(begin)

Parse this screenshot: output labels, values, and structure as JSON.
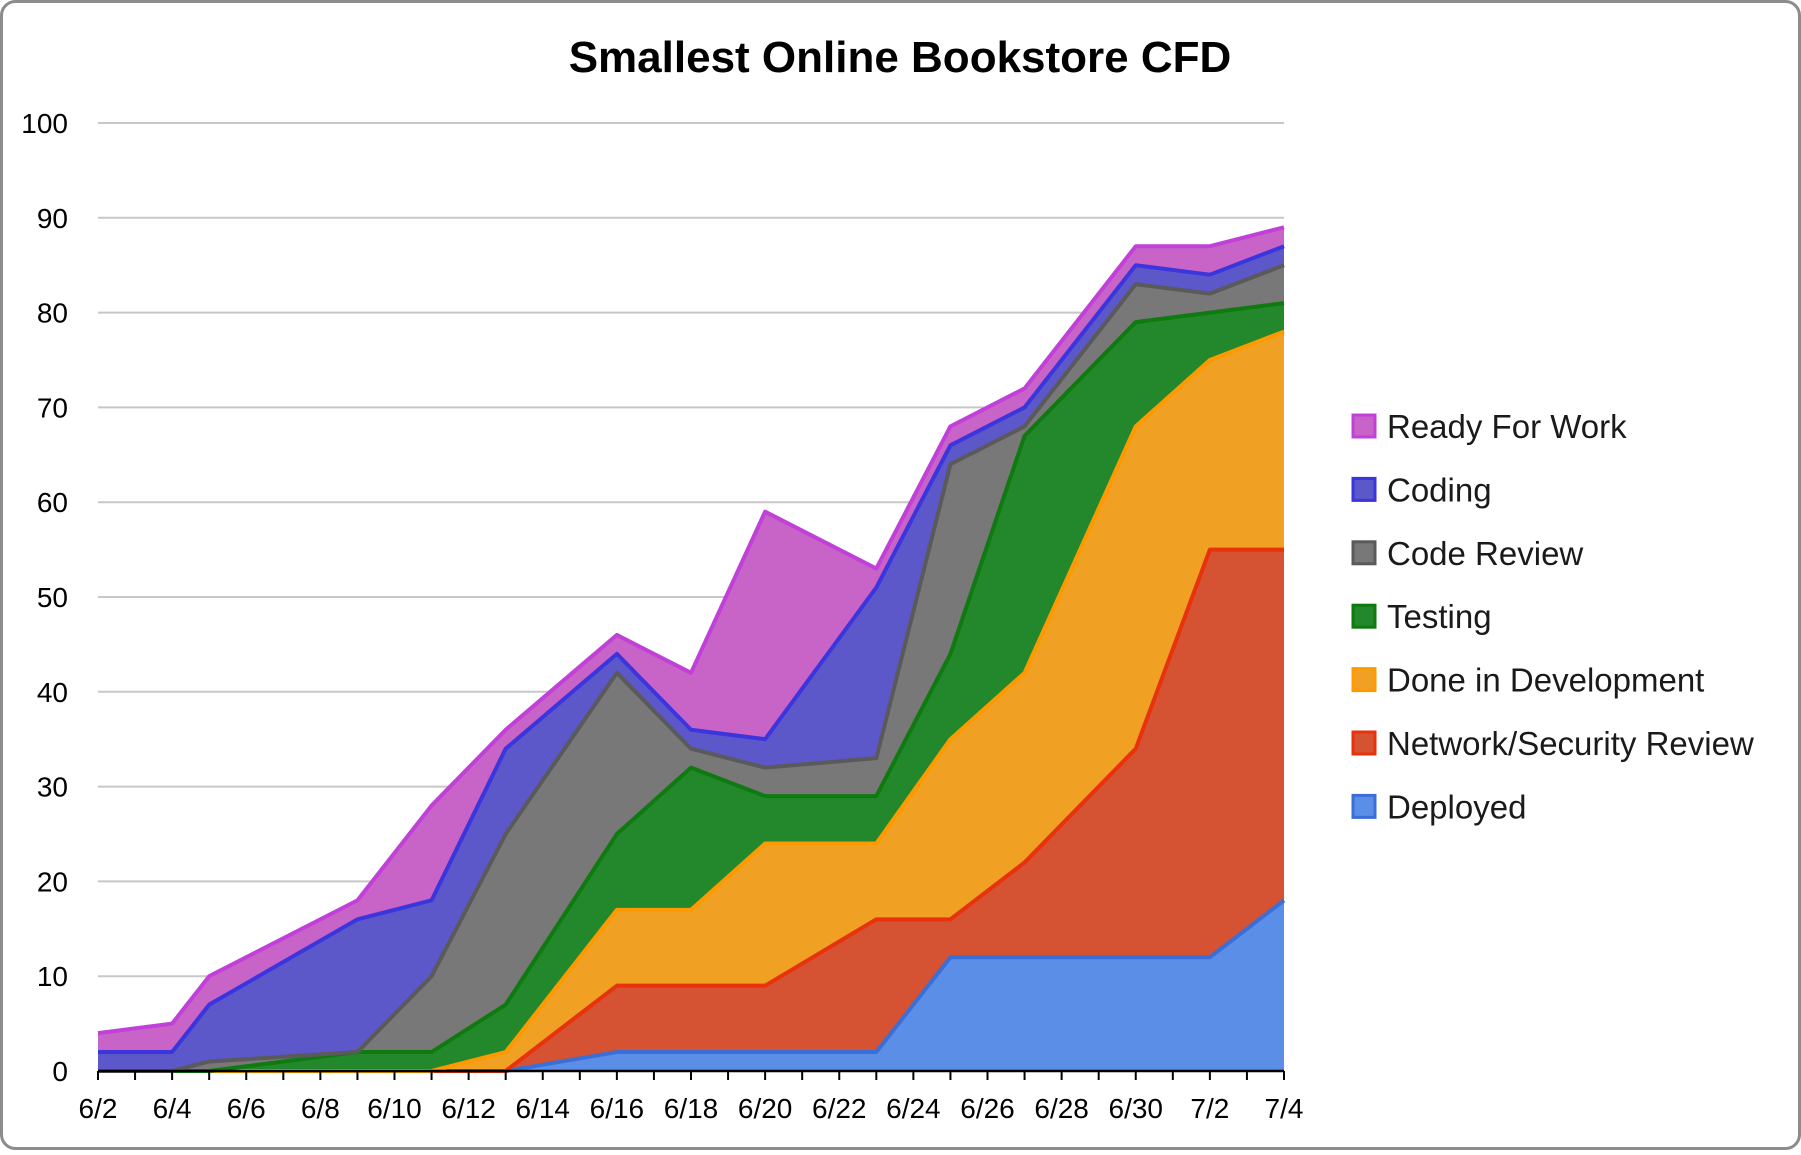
{
  "chart_data": {
    "type": "area",
    "stacked": true,
    "title": "Smallest Online Bookstore CFD",
    "xlabel": "",
    "ylabel": "",
    "ylim": [
      0,
      100
    ],
    "yticks": [
      "0",
      "10",
      "20",
      "30",
      "40",
      "50",
      "60",
      "70",
      "80",
      "90",
      "100"
    ],
    "x_tick_labels": [
      "6/2",
      "6/4",
      "6/6",
      "6/8",
      "6/10",
      "6/12",
      "6/14",
      "6/16",
      "6/18",
      "6/20",
      "6/22",
      "6/24",
      "6/26",
      "6/28",
      "6/30",
      "7/2",
      "7/4"
    ],
    "x_range": [
      "6/2",
      "7/4"
    ],
    "x": [
      "6/2",
      "6/4",
      "6/5",
      "6/9",
      "6/11",
      "6/13",
      "6/16",
      "6/18",
      "6/20",
      "6/23",
      "6/25",
      "6/27",
      "6/30",
      "7/2",
      "7/4"
    ],
    "grid": true,
    "legend_position": "right",
    "series": [
      {
        "name": "Deployed",
        "color": "#5b8ee6",
        "line_color": "#3b6fd8",
        "values": [
          0,
          0,
          0,
          0,
          0,
          0,
          2,
          2,
          2,
          2,
          12,
          12,
          12,
          12,
          18
        ]
      },
      {
        "name": "Network/Security Review",
        "color": "#d55232",
        "line_color": "#e8320c",
        "values": [
          0,
          0,
          0,
          0,
          0,
          0,
          7,
          7,
          7,
          14,
          4,
          10,
          22,
          43,
          37
        ]
      },
      {
        "name": "Done in Development",
        "color": "#f0a023",
        "line_color": "#ff9900",
        "values": [
          0,
          0,
          0,
          0,
          0,
          2,
          8,
          8,
          15,
          8,
          19,
          20,
          34,
          20,
          23
        ]
      },
      {
        "name": "Testing",
        "color": "#22882b",
        "line_color": "#0f7a0f",
        "values": [
          0,
          0,
          0,
          2,
          2,
          5,
          8,
          15,
          5,
          5,
          9,
          25,
          11,
          5,
          3
        ]
      },
      {
        "name": "Code Review",
        "color": "#787878",
        "line_color": "#5a5a5a",
        "values": [
          0,
          0,
          1,
          0,
          8,
          18,
          17,
          2,
          3,
          4,
          20,
          1,
          4,
          2,
          4
        ]
      },
      {
        "name": "Coding",
        "color": "#5c58c9",
        "line_color": "#3a35dd",
        "values": [
          2,
          2,
          6,
          14,
          8,
          9,
          2,
          2,
          3,
          18,
          2,
          2,
          2,
          2,
          2
        ]
      },
      {
        "name": "Ready For Work",
        "color": "#c864c8",
        "line_color": "#c040d8",
        "values": [
          2,
          3,
          3,
          2,
          10,
          2,
          2,
          6,
          24,
          2,
          2,
          2,
          2,
          3,
          2
        ]
      }
    ]
  }
}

(end)

Say, as a single number and nothing more, how many lines of the entries contain the word "Review".

• WRITTEN RESPONSE: 2